» STATED EXERCISE: Of all the lines in the records, how many hold the word "this"? Answer with the number only.

:: MATERIAL SUPPLIED

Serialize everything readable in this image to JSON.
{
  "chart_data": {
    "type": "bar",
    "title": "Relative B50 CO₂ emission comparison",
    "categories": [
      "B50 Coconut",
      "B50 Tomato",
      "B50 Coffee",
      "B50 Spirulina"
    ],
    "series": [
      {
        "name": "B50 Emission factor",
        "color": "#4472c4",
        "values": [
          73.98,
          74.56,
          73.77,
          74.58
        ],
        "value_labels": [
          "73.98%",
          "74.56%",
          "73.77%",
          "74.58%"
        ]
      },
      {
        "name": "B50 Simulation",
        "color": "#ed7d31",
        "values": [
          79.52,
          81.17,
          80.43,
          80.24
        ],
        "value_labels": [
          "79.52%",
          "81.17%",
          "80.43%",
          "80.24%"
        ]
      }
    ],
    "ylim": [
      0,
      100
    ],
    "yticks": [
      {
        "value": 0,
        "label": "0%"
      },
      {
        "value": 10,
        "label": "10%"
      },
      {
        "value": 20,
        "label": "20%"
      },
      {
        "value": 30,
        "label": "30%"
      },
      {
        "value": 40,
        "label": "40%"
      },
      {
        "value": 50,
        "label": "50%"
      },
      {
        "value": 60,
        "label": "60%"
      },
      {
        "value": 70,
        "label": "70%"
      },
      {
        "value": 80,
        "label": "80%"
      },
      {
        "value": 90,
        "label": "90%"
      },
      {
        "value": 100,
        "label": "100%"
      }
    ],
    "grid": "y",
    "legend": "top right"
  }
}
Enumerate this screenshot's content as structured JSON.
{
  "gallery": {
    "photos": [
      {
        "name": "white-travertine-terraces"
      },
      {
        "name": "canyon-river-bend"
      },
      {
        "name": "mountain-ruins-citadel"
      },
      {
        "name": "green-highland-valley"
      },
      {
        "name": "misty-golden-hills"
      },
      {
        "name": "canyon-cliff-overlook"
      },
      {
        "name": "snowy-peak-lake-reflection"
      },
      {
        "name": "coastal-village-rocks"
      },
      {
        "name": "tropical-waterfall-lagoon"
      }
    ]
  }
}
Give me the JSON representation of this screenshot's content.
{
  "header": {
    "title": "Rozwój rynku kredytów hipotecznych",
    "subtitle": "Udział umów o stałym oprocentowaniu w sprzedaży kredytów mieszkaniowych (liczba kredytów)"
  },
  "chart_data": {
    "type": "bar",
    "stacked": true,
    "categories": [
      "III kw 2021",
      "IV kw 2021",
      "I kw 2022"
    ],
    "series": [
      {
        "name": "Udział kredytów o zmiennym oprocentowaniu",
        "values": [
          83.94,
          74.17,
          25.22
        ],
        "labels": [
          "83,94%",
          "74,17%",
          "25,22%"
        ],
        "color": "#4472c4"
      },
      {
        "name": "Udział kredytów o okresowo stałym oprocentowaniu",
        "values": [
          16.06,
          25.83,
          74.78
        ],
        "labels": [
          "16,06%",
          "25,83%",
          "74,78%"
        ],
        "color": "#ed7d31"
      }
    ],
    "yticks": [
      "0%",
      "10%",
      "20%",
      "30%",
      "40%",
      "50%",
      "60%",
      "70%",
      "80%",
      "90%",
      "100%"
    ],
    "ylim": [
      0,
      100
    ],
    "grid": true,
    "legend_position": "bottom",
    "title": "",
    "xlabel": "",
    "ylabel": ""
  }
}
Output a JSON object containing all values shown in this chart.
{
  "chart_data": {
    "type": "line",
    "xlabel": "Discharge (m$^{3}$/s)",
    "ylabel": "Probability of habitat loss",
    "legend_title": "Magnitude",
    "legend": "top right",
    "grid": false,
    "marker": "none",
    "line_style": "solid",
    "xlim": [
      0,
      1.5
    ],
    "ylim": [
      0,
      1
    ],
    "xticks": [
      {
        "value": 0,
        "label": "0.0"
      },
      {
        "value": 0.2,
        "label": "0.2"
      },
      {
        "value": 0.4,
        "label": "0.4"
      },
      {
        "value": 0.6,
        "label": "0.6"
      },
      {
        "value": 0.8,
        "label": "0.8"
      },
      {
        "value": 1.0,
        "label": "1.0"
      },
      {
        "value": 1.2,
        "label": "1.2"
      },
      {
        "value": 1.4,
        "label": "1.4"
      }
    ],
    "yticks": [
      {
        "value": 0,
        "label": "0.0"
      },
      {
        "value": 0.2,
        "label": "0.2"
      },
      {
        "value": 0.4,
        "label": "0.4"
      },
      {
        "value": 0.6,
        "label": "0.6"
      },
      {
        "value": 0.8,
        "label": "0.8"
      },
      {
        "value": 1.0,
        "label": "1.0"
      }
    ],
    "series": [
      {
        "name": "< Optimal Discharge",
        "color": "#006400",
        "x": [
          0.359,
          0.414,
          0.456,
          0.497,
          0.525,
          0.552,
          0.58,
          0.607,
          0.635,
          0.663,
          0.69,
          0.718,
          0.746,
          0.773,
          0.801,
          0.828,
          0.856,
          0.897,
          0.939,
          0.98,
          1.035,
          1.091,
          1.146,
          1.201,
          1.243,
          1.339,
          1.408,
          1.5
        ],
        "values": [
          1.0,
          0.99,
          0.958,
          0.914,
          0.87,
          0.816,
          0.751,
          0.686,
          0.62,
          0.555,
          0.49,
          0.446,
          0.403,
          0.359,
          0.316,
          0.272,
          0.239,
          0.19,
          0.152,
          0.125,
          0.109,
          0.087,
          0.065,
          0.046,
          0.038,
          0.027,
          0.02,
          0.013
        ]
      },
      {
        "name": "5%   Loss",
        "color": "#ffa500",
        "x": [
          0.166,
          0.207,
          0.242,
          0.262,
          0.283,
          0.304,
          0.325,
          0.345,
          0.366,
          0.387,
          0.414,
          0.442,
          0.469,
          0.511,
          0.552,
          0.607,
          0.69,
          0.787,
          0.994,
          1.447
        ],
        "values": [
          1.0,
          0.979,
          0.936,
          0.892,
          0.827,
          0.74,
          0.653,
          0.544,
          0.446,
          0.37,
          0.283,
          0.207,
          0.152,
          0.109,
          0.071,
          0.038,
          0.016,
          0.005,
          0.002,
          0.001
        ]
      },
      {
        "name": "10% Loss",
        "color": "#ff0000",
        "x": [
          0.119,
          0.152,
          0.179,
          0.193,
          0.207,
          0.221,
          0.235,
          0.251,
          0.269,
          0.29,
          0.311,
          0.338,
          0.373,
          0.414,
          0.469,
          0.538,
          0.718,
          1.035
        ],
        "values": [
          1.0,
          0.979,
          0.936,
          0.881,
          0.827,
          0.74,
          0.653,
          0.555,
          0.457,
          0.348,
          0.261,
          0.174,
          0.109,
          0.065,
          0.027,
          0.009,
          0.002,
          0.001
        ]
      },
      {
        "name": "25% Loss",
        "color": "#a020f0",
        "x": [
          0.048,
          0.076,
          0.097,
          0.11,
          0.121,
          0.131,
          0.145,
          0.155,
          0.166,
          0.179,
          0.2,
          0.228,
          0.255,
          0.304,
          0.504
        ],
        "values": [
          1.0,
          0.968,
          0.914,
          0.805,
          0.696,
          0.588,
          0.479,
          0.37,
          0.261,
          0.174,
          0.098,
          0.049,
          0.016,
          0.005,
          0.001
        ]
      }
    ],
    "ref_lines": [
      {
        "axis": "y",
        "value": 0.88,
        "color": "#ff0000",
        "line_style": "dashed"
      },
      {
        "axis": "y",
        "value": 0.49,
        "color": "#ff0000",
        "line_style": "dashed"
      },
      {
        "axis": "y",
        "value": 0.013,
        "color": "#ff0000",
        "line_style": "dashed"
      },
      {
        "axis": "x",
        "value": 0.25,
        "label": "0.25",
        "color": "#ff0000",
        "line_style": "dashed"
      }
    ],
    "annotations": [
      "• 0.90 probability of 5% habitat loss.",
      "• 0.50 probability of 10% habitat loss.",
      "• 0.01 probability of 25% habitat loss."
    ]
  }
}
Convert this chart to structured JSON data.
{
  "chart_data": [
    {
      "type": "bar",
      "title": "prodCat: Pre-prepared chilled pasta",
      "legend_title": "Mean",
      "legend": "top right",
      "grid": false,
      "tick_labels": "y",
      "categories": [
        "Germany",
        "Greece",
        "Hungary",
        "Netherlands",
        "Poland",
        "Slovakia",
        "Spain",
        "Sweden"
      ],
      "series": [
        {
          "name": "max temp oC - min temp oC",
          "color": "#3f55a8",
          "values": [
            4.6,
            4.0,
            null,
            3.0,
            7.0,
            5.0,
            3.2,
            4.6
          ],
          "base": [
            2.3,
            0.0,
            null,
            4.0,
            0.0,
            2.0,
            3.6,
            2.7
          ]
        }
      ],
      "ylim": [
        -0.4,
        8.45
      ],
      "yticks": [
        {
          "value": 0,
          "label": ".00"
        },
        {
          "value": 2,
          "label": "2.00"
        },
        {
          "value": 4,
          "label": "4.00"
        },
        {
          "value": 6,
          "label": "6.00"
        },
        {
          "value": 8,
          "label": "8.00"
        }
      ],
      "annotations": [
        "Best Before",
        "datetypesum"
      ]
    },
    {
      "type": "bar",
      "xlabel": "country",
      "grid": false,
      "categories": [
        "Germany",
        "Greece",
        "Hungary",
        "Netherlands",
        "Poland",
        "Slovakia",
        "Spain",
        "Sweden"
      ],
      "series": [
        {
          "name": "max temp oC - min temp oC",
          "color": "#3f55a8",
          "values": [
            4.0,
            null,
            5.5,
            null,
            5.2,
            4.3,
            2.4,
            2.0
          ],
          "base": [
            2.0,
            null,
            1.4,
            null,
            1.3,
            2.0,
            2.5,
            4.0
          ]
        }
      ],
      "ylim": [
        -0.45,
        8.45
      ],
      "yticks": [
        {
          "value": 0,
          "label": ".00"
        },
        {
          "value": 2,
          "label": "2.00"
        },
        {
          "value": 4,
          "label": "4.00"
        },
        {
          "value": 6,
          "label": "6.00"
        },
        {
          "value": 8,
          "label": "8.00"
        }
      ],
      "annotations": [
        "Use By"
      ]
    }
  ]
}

::::

» WRITTEN ANSWER: 5